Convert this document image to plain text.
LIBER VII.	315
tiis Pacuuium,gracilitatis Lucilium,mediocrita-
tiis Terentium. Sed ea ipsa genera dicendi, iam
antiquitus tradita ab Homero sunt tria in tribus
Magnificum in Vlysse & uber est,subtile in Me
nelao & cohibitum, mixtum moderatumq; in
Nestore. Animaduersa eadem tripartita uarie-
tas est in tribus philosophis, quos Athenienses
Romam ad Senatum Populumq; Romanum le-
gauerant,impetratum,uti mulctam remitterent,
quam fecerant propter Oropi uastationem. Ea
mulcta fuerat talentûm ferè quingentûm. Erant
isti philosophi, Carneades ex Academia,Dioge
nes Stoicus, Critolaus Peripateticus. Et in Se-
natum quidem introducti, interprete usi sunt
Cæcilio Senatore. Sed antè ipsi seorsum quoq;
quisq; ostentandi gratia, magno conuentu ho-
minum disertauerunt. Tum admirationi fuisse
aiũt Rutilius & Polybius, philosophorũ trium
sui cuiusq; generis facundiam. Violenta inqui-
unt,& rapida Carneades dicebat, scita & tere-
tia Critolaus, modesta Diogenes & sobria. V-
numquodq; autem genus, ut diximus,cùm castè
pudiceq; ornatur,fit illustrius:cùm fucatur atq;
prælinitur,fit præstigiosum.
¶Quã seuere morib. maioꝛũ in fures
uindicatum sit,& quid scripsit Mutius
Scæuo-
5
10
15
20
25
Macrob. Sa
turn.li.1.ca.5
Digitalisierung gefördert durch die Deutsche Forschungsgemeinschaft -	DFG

What needs to be done - Every line of the listing, first to last, should be retyped exactly.

Finished task -
Convert this document image to plain text.
LIBER VII.	315
tiis Pacuuium,gracilitatis Lucilium,mediocrita-
tiis Terentium. Sed ea ipsa genera dicendi, iam
antiquitus tradita ab Homero sunt tria in tribus
Magnificum in Vlysse & uber est,subtile in Me
nelao & cohibitum, mixtum moderatumq; in
Nestore. Animaduersa eadem tripartita uarie-
tas est in tribus philosophis, quos Athenienses
Romam ad Senatum Populumq; Romanum le-
gauerant,impetratum,uti mulctam remitterent,
quam fecerant propter Oropi uastationem. Ea
mulcta fuerat talentûm ferè quingentûm. Erant
isti philosophi, Carneades ex Academia,Dioge
nes Stoicus, Critolaus Peripateticus. Et in Se-
natum quidem introducti, interprete usi sunt
Cæcilio Senatore. Sed antè ipsi seorsum quoq;
quisq; ostentandi gratia, magno conuentu ho-
minum disertauerunt. Tum admirationi fuisse
aiũt Rutilius & Polybius, philosophorũ trium
sui cuiusq; generis facundiam. Violenta inqui-
unt,& rapida Carneades dicebat, scita & tere-
tia Critolaus, modesta Diogenes & sobria. V-
numquodq; autem genus, ut diximus,cùm castè
pudiceq; ornatur,fit illustrius:cùm fucatur atq;
prælinitur,fit præstigiosum.
¶Quã seuere morib. maioꝛũ in fures
uindicatum sit,& quid scripsit Mutius
Scæuo-
5
10
15
20
25
Macrob. Sa
turn.li.1.ca.5
Digitalisierung gefördert durch die Deutsche Forschungsgemeinschaft -	DFG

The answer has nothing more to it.